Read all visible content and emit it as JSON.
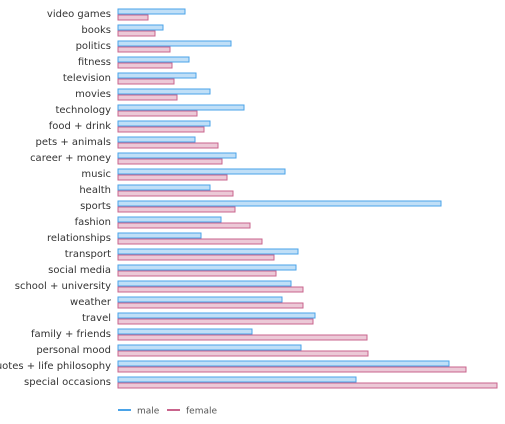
{
  "chart_data": {
    "type": "bar",
    "orientation": "horizontal",
    "categories": [
      "video games",
      "books",
      "politics",
      "fitness",
      "television",
      "movies",
      "technology",
      "food + drink",
      "pets + animals",
      "career + money",
      "music",
      "health",
      "sports",
      "fashion",
      "relationships",
      "transport",
      "social media",
      "school + university",
      "weather",
      "travel",
      "family + friends",
      "personal mood",
      "quotes + life philosophy",
      "special occasions"
    ],
    "series": [
      {
        "name": "male",
        "color": "#4aa3e8",
        "values": [
          67,
          45,
          113,
          71,
          78,
          92,
          126,
          92,
          77,
          118,
          167,
          92,
          323,
          103,
          83,
          180,
          178,
          173,
          164,
          197,
          134,
          183,
          331,
          238
        ]
      },
      {
        "name": "female",
        "color": "#c9648c",
        "values": [
          30,
          37,
          52,
          54,
          56,
          59,
          79,
          86,
          100,
          104,
          109,
          115,
          117,
          132,
          144,
          156,
          158,
          185,
          185,
          195,
          249,
          250,
          348,
          379
        ]
      }
    ],
    "xlabel": "",
    "ylabel": "",
    "xlim": [
      0,
      380
    ],
    "grid": false,
    "legend": "bottom-left"
  }
}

* * *

**What the task asks**.
Copy out all the entries exactly. Images stay out of the copy.

**Task result**.
Read all visible content and emit it as JSON.
{
  "chart_data": {
    "type": "bar",
    "orientation": "horizontal",
    "categories": [
      "video games",
      "books",
      "politics",
      "fitness",
      "television",
      "movies",
      "technology",
      "food + drink",
      "pets + animals",
      "career + money",
      "music",
      "health",
      "sports",
      "fashion",
      "relationships",
      "transport",
      "social media",
      "school + university",
      "weather",
      "travel",
      "family + friends",
      "personal mood",
      "quotes + life philosophy",
      "special occasions"
    ],
    "series": [
      {
        "name": "male",
        "color": "#4aa3e8",
        "values": [
          67,
          45,
          113,
          71,
          78,
          92,
          126,
          92,
          77,
          118,
          167,
          92,
          323,
          103,
          83,
          180,
          178,
          173,
          164,
          197,
          134,
          183,
          331,
          238
        ]
      },
      {
        "name": "female",
        "color": "#c9648c",
        "values": [
          30,
          37,
          52,
          54,
          56,
          59,
          79,
          86,
          100,
          104,
          109,
          115,
          117,
          132,
          144,
          156,
          158,
          185,
          185,
          195,
          249,
          250,
          348,
          379
        ]
      }
    ],
    "xlabel": "",
    "ylabel": "",
    "xlim": [
      0,
      380
    ],
    "grid": false,
    "legend": "bottom-left"
  }
}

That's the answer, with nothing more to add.